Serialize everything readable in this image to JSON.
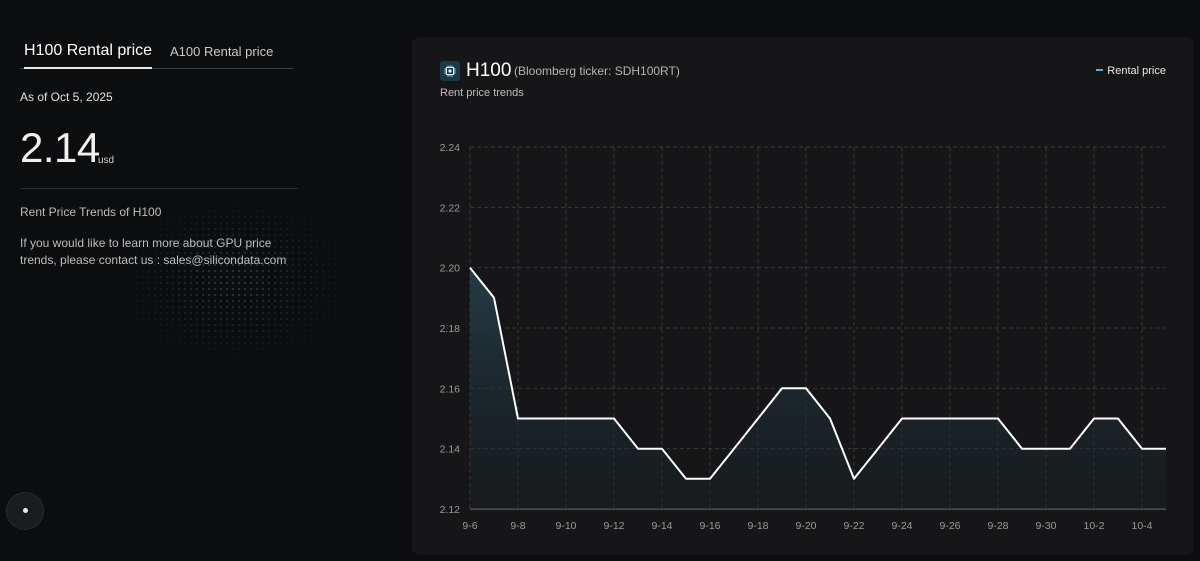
{
  "left_panel": {
    "tabs": [
      {
        "label": "H100 Rental price",
        "active": true
      },
      {
        "label": "A100 Rental price",
        "active": false
      }
    ],
    "as_of": "As of Oct 5, 2025",
    "price": "2.14",
    "unit": "usd",
    "trend_title": "Rent Price Trends of H100",
    "contact_text": "If you would like to learn more about GPU price trends, please contact us : sales@silicondata.com"
  },
  "card": {
    "title": "H100",
    "ticker": "(Bloomberg ticker: SDH100RT)",
    "subtitle": "Rent price trends",
    "icon": "chip-icon",
    "legend_label": "Rental price"
  },
  "colors": {
    "background": "#0c0d0f",
    "card": "#161618",
    "line": "#ffffff",
    "legend_accent": "#4fb3c9",
    "area_fill": "#1f3a44"
  },
  "chart_data": {
    "type": "area",
    "title": "",
    "xlabel": "",
    "ylabel": "",
    "ylim": [
      2.12,
      2.24
    ],
    "yticks": [
      "2.12",
      "2.14",
      "2.16",
      "2.18",
      "2.20",
      "2.22",
      "2.24"
    ],
    "x": [
      "9-6",
      "9-7",
      "9-8",
      "9-9",
      "9-10",
      "9-11",
      "9-12",
      "9-13",
      "9-14",
      "9-15",
      "9-16",
      "9-17",
      "9-18",
      "9-19",
      "9-20",
      "9-21",
      "9-22",
      "9-23",
      "9-24",
      "9-25",
      "9-26",
      "9-27",
      "9-28",
      "9-29",
      "9-30",
      "10-1",
      "10-2",
      "10-3",
      "10-4",
      "10-5"
    ],
    "xtick_labels": [
      "9-6",
      "9-8",
      "9-10",
      "9-12",
      "9-14",
      "9-16",
      "9-18",
      "9-20",
      "9-22",
      "9-24",
      "9-26",
      "9-28",
      "9-30",
      "10-2",
      "10-4"
    ],
    "series": [
      {
        "name": "Rental price",
        "values": [
          2.2,
          2.19,
          2.15,
          2.15,
          2.15,
          2.15,
          2.15,
          2.14,
          2.14,
          2.13,
          2.13,
          2.14,
          2.15,
          2.16,
          2.16,
          2.15,
          2.13,
          2.14,
          2.15,
          2.15,
          2.15,
          2.15,
          2.15,
          2.14,
          2.14,
          2.14,
          2.15,
          2.15,
          2.14,
          2.14
        ]
      }
    ],
    "grid": true,
    "legend": "top-right"
  }
}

+ + +

> What to work on
In the copy, include all records verbatim but no images.

> Correct response
Serialize everything readable in this image to JSON.
{
  "left_panel": {
    "tabs": [
      {
        "label": "H100 Rental price",
        "active": true
      },
      {
        "label": "A100 Rental price",
        "active": false
      }
    ],
    "as_of": "As of Oct 5, 2025",
    "price": "2.14",
    "unit": "usd",
    "trend_title": "Rent Price Trends of H100",
    "contact_text": "If you would like to learn more about GPU price trends, please contact us : sales@silicondata.com"
  },
  "card": {
    "title": "H100",
    "ticker": "(Bloomberg ticker: SDH100RT)",
    "subtitle": "Rent price trends",
    "icon": "chip-icon",
    "legend_label": "Rental price"
  },
  "colors": {
    "background": "#0c0d0f",
    "card": "#161618",
    "line": "#ffffff",
    "legend_accent": "#4fb3c9",
    "area_fill": "#1f3a44"
  },
  "chart_data": {
    "type": "area",
    "title": "",
    "xlabel": "",
    "ylabel": "",
    "ylim": [
      2.12,
      2.24
    ],
    "yticks": [
      "2.12",
      "2.14",
      "2.16",
      "2.18",
      "2.20",
      "2.22",
      "2.24"
    ],
    "x": [
      "9-6",
      "9-7",
      "9-8",
      "9-9",
      "9-10",
      "9-11",
      "9-12",
      "9-13",
      "9-14",
      "9-15",
      "9-16",
      "9-17",
      "9-18",
      "9-19",
      "9-20",
      "9-21",
      "9-22",
      "9-23",
      "9-24",
      "9-25",
      "9-26",
      "9-27",
      "9-28",
      "9-29",
      "9-30",
      "10-1",
      "10-2",
      "10-3",
      "10-4",
      "10-5"
    ],
    "xtick_labels": [
      "9-6",
      "9-8",
      "9-10",
      "9-12",
      "9-14",
      "9-16",
      "9-18",
      "9-20",
      "9-22",
      "9-24",
      "9-26",
      "9-28",
      "9-30",
      "10-2",
      "10-4"
    ],
    "series": [
      {
        "name": "Rental price",
        "values": [
          2.2,
          2.19,
          2.15,
          2.15,
          2.15,
          2.15,
          2.15,
          2.14,
          2.14,
          2.13,
          2.13,
          2.14,
          2.15,
          2.16,
          2.16,
          2.15,
          2.13,
          2.14,
          2.15,
          2.15,
          2.15,
          2.15,
          2.15,
          2.14,
          2.14,
          2.14,
          2.15,
          2.15,
          2.14,
          2.14
        ]
      }
    ],
    "grid": true,
    "legend": "top-right"
  }
}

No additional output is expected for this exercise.